Copy down all of the data underneath, exactly as shown.
── Material for the task ──
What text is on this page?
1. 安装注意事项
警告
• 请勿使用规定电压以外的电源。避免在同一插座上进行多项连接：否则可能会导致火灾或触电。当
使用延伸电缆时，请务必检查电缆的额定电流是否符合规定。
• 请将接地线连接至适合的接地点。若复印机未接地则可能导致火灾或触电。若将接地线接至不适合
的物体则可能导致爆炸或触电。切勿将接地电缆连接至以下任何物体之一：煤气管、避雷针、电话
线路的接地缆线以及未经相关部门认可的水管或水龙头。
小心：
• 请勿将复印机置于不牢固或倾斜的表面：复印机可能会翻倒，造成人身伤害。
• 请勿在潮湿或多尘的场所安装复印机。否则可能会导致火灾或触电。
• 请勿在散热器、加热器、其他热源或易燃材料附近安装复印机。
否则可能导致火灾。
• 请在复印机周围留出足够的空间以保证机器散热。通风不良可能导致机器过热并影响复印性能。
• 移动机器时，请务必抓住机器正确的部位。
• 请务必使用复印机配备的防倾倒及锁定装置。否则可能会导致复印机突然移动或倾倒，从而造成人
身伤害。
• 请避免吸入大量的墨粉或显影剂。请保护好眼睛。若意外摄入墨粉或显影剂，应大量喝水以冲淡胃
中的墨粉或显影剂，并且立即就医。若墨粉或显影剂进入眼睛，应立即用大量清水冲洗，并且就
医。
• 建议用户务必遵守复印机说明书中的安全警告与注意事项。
───
Complete response.
What text is on this page?
1. 安装注意事项
警告
• 请勿使用规定电压以外的电源。避免在同一插座上进行多项连接：否则可能会导致火灾或触电。当
使用延伸电缆时，请务必检查电缆的额定电流是否符合规定。
• 请将接地线连接至适合的接地点。若复印机未接地则可能导致火灾或触电。若将接地线接至不适合
的物体则可能导致爆炸或触电。切勿将接地电缆连接至以下任何物体之一：煤气管、避雷针、电话
线路的接地缆线以及未经相关部门认可的水管或水龙头。
小心：
• 请勿将复印机置于不牢固或倾斜的表面：复印机可能会翻倒，造成人身伤害。
• 请勿在潮湿或多尘的场所安装复印机。否则可能会导致火灾或触电。
• 请勿在散热器、加热器、其他热源或易燃材料附近安装复印机。
否则可能导致火灾。
• 请在复印机周围留出足够的空间以保证机器散热。通风不良可能导致机器过热并影响复印性能。
• 移动机器时，请务必抓住机器正确的部位。
• 请务必使用复印机配备的防倾倒及锁定装置。否则可能会导致复印机突然移动或倾倒，从而造成人
身伤害。
• 请避免吸入大量的墨粉或显影剂。请保护好眼睛。若意外摄入墨粉或显影剂，应大量喝水以冲淡胃
中的墨粉或显影剂，并且立即就医。若墨粉或显影剂进入眼睛，应立即用大量清水冲洗，并且就
医。
• 建议用户务必遵守复印机说明书中的安全警告与注意事项。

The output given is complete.